* [QUOTED TEXT]
________________

The treatments from here on out will be reduced to one day. After three rounds of back-to-back two day chemotherapy sessions with a third day of treatment provided by an attached automatic injection device he wears home with him, Daddy is now 2/3 of the way through his treatment regimen. The doctor remains optimistic the remaining lesions can be healed by the end of the treatment period in July. I am hoping she is right.

We reward ourselves with a lunch at Lee’s Famous Recipe Chicken, one of my Dad’s favorite places famous among locals for its soul food. Daddy gets the chicken gizzards. He’ll need a lot of hot sauce to finish up the dozen pieces plunked down on our table by an ancient black woman who calls everyone honey and smiles revealing gold capped teeth. She fishes the hot sauce and ketchup packages out of her apron pockets. Daddy will leave Ruth a tip at the end of the meal, a rarity in this fast food joint. Ruth will thank him and bless him repeatedly as we depart.

My sister’s house is close to the restaurant so we go to there to await her arrival after work. Her boys come in after school about 3:30 waking both of us from our naps. They adore their granddaddy and will even watch the Fox channel with him. He is intent on hearing the business report.

The older boy graduates from high school in two weeks and we rode by the Livestock Pavilion on the north side of town to make sure we knew where to go. The ceremony begins there at 8 AM which means Andy and I will need to leave Orlando by 6 AM to pick up Daddy and get there on time. The younger boy is trying to find a summer job and is working on getting his soccer skills in shape for the coming school year. He’ll be a junior next year.

With the arrival of my sister, it’s time for supper. We head to Aunt Fanny’s, yet another soul food joint frequented by the locals, where the vegetable plate with lima beans, fried okra and greens and a big chunk of cornbread is often the favorite meal in the house. Tonight we all enjoy a round of fried green tomatoes before our dinners arrive, swilling down iced tea served in plastic glasses big enough to take a swim in.



After dinner, as my Dad and I head home, we drive down the local back road to Sumter County, a canopy road that snakes through horse country and patches of rare surviving Central Florida highland woods. The sun is setting through the limbs of the live oaks on the west side of the highway, the Spanish moss swaying in the breeze sending alternating flashes of light and darkness down the grey worn two lane roadbed.

________________

* [Element location listings]

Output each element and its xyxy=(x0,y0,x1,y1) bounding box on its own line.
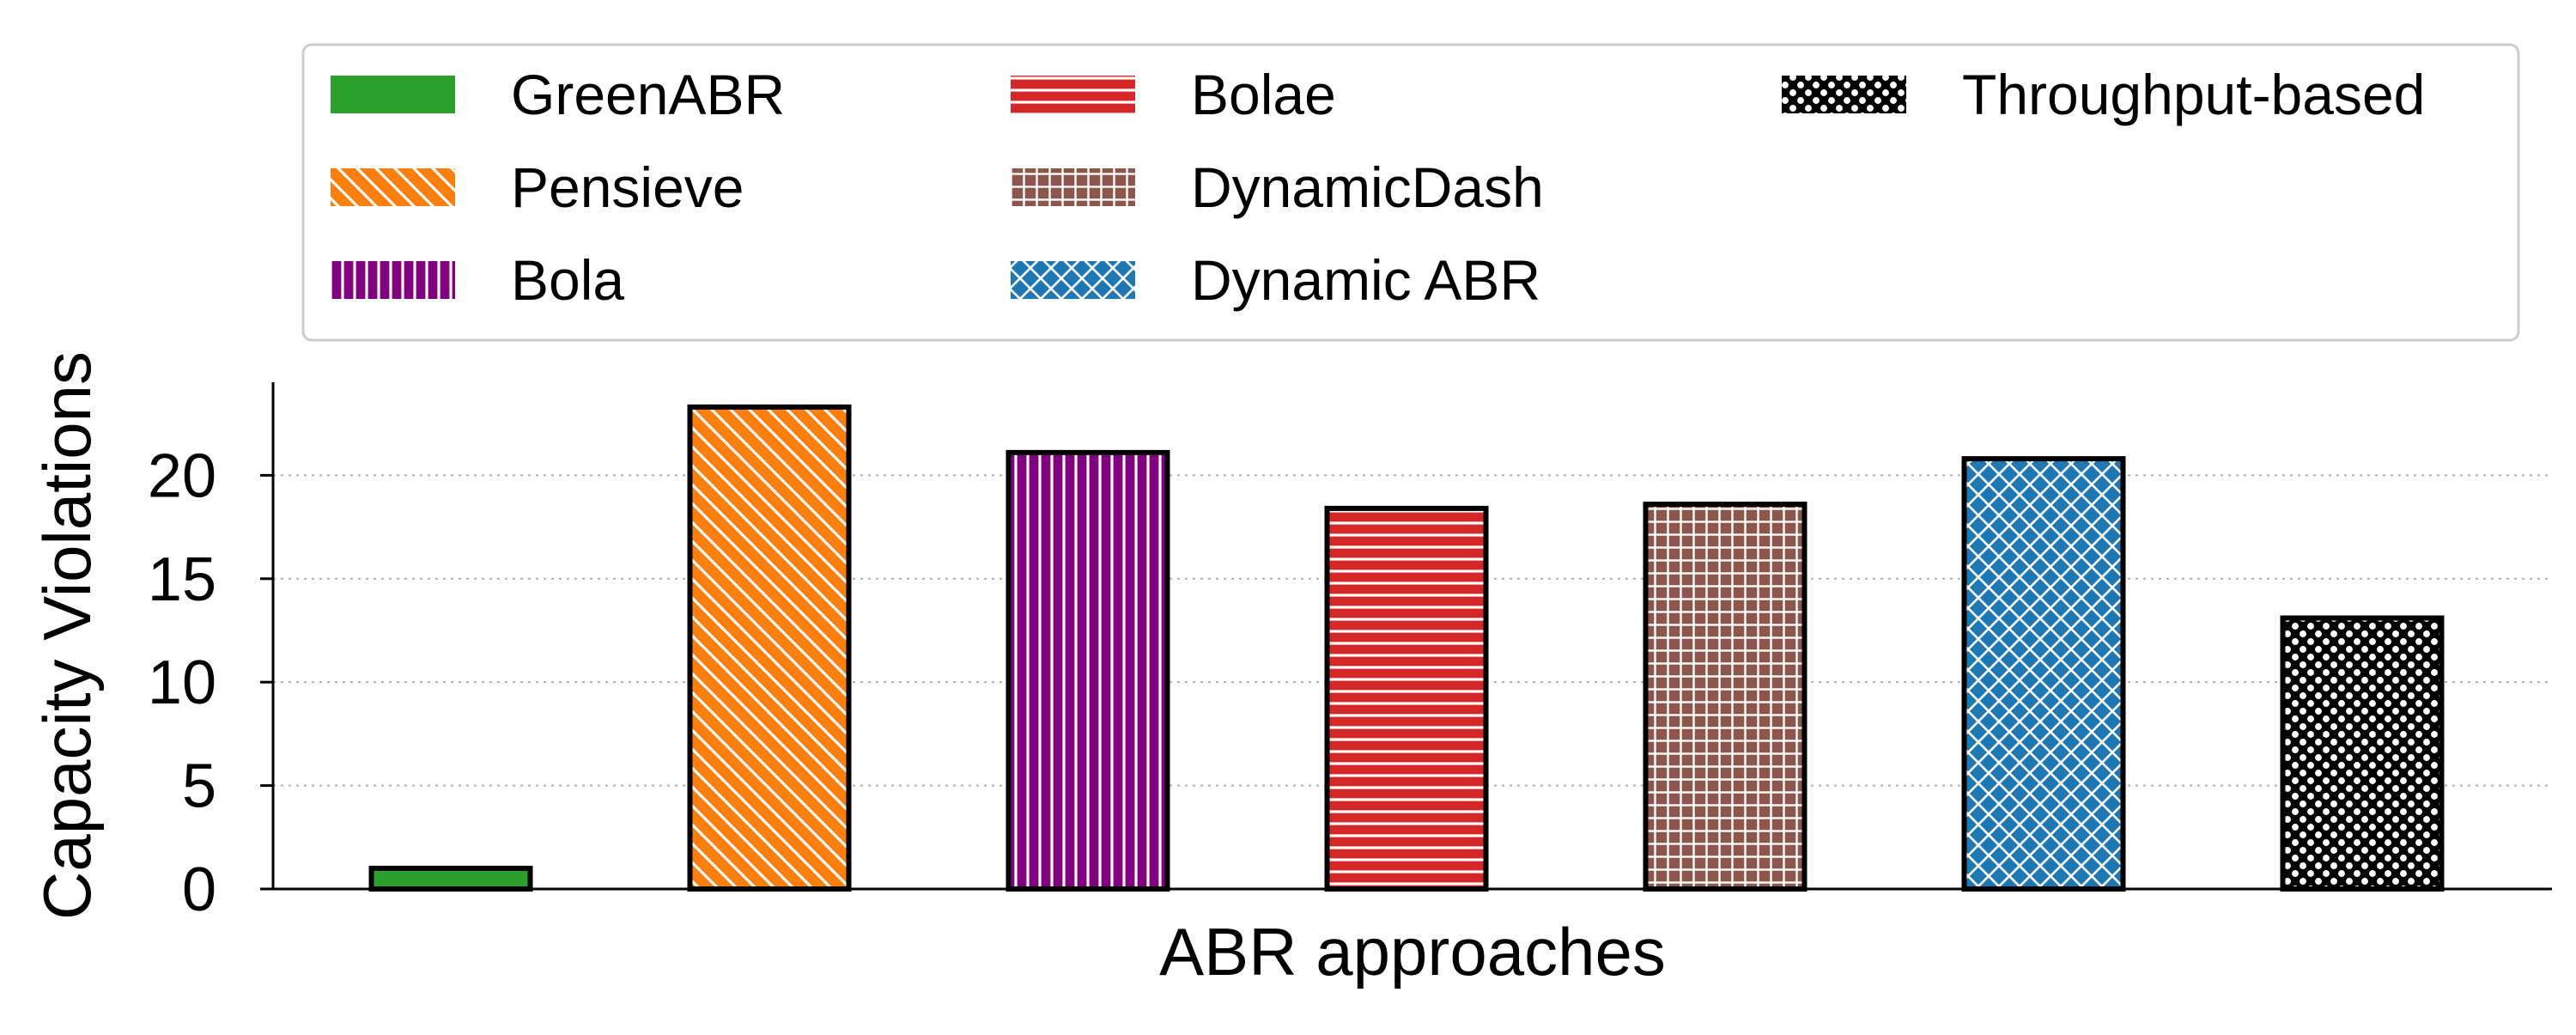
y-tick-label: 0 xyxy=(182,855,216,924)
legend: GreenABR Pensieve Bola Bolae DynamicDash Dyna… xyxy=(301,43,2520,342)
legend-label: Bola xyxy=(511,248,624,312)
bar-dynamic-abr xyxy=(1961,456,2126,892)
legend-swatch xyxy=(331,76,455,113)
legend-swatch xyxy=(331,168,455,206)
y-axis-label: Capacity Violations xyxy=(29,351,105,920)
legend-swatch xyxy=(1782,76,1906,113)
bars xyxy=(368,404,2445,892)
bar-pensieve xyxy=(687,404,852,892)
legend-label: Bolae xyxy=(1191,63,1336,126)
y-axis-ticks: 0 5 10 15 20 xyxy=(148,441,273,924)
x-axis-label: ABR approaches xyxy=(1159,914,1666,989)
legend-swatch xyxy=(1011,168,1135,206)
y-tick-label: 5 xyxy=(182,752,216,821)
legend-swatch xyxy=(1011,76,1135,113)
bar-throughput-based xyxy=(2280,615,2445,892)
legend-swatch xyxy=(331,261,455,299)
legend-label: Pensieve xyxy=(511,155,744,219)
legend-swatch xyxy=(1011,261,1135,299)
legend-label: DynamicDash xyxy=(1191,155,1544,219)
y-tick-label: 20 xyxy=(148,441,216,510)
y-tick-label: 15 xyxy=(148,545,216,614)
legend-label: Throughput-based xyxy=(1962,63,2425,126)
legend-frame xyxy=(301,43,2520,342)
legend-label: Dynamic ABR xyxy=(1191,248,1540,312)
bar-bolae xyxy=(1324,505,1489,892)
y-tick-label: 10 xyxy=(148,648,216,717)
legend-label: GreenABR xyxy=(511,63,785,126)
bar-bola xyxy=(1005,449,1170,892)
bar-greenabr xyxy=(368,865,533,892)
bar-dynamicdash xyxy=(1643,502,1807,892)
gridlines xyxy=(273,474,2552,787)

________________

* [SET OF TASKS]
a) Retype the stretch of the passage about the day with Daddy from "We reward ourselves" through "the business report.".
b) List the foods that the passage about the day with Daddy says come on the vegetable plate at Aunt Fanny's.

* [ANSWERS]
a)
We reward ourselves with a lunch at Lee’s Famous Recipe Chicken, one of my Dad’s favorite places famous among locals for its soul food. Daddy gets the chicken gizzards. He’ll need a lot of hot sauce to finish up the dozen pieces plunked down on our table by an ancient black woman who calls everyone honey and smiles revealing gold capped teeth. She fishes the hot sauce and ketchup packages out of her apron pockets. Daddy will leave Ruth a tip at the end of the meal, a rarity in this fast food joint. Ruth will thank him and bless him repeatedly as we depart.

My sister’s house is close to the restaurant so we go to there to await her arrival after work. Her boys come in after school about 3:30 waking both of us from our naps. They adore their granddaddy and will even watch the Fox channel with him. He is intent on hearing the business report.

b) lima beans, fried okra, greens, a big chunk of cornbread